**TASK INSTRUCTIONS**
Count every line in the data below where "name" occurs, then state that number and nothing more.

**RECORDS SHOWN**
--- start ---

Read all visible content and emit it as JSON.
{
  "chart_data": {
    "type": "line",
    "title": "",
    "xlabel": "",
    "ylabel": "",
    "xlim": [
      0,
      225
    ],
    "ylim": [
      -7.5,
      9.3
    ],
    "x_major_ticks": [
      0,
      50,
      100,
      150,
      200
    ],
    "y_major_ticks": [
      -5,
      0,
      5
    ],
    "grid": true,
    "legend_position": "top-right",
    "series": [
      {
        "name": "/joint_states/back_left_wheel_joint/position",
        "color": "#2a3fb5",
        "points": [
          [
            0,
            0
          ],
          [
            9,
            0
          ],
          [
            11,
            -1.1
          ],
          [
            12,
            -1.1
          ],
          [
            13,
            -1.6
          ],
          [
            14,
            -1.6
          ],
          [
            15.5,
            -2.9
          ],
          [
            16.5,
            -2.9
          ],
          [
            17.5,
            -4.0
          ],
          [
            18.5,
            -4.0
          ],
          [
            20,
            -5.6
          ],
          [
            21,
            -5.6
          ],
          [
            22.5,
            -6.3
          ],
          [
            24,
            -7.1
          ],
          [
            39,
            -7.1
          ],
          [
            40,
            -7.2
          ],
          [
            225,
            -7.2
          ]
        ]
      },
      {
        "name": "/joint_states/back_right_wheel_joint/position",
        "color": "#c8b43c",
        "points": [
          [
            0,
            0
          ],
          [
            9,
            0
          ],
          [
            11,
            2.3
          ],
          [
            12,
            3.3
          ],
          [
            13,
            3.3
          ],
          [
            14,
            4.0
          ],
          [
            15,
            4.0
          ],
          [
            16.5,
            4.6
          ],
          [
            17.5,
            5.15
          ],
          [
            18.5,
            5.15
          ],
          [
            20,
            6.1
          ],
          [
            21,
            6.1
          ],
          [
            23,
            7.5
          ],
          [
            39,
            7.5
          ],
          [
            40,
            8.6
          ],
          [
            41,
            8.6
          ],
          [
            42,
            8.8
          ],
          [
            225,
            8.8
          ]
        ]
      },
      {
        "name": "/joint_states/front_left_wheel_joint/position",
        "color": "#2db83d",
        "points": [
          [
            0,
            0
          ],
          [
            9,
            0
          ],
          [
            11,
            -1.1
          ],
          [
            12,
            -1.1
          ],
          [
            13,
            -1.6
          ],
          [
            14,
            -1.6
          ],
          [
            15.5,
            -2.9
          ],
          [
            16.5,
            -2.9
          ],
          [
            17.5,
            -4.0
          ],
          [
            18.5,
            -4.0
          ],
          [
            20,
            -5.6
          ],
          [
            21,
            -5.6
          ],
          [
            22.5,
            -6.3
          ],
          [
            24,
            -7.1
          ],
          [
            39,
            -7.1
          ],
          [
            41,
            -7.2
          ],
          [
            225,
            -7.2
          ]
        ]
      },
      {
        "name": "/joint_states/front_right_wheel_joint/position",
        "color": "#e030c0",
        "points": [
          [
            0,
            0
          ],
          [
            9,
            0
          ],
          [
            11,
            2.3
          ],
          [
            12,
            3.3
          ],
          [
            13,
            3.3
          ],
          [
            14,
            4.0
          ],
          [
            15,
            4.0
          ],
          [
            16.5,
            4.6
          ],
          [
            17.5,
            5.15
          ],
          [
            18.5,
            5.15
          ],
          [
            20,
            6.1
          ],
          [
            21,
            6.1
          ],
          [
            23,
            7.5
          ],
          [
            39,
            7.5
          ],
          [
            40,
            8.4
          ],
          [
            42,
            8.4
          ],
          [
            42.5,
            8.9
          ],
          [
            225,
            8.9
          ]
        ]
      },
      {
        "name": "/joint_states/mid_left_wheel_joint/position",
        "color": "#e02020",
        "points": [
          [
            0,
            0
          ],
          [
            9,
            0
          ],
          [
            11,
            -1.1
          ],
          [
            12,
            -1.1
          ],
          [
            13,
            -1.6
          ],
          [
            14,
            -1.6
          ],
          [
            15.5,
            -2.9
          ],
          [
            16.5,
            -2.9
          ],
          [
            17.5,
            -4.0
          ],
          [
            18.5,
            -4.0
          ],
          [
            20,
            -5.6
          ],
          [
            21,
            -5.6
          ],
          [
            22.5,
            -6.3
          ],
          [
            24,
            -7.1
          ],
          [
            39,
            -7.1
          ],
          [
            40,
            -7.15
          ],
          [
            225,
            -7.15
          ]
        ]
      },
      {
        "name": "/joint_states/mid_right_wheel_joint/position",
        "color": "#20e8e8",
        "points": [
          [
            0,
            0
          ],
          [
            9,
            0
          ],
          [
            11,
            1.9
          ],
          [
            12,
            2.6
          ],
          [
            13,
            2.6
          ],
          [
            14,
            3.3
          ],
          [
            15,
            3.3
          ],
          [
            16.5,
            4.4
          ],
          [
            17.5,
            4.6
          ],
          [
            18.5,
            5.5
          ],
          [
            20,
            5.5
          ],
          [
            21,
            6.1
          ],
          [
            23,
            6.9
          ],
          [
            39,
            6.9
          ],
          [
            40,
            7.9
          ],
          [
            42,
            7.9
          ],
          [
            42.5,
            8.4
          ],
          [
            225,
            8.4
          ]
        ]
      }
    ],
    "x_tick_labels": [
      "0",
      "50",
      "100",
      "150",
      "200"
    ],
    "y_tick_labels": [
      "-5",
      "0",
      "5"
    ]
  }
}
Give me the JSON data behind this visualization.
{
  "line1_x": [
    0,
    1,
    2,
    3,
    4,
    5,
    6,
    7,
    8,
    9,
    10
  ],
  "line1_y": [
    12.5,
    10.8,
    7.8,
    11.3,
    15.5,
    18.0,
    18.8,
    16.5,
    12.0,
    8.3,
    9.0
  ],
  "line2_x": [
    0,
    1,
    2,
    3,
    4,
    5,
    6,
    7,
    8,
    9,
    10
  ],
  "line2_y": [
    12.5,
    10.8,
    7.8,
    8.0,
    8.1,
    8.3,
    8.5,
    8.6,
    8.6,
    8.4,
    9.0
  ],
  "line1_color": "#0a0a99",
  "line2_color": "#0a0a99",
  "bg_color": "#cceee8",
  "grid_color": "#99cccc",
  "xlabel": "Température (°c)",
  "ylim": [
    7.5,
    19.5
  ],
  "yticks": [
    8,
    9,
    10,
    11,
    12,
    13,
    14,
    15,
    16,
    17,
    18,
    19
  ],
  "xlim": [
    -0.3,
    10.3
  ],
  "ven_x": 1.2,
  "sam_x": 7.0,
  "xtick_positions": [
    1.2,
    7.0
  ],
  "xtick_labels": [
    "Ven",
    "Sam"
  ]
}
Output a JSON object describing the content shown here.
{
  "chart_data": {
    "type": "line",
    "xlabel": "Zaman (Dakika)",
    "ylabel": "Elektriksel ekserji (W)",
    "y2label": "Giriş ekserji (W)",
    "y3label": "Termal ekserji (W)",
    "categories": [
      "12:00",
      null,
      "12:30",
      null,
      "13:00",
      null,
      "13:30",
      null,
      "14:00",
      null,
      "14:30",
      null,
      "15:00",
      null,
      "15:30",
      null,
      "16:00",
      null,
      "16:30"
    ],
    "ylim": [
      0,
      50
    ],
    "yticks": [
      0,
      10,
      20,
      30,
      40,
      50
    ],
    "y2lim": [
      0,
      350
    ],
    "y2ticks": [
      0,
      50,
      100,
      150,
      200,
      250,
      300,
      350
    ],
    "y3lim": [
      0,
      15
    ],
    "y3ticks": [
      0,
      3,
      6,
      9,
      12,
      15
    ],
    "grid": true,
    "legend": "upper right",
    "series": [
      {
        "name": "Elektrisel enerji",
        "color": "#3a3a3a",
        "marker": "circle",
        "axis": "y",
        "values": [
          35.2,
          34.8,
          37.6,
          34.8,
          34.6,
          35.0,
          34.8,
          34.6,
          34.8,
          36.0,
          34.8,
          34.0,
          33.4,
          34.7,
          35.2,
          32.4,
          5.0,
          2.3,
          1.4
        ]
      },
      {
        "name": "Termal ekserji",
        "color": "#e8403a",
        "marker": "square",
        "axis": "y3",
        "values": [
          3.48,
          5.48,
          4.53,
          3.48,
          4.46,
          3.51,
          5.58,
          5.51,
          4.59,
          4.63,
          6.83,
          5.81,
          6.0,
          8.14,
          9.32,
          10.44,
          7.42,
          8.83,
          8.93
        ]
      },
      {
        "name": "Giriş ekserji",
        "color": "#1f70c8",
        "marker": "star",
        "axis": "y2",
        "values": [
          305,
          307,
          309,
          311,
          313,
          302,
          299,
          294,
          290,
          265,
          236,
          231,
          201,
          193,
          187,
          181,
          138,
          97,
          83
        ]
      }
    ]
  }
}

--- end ---

**REPLY**
9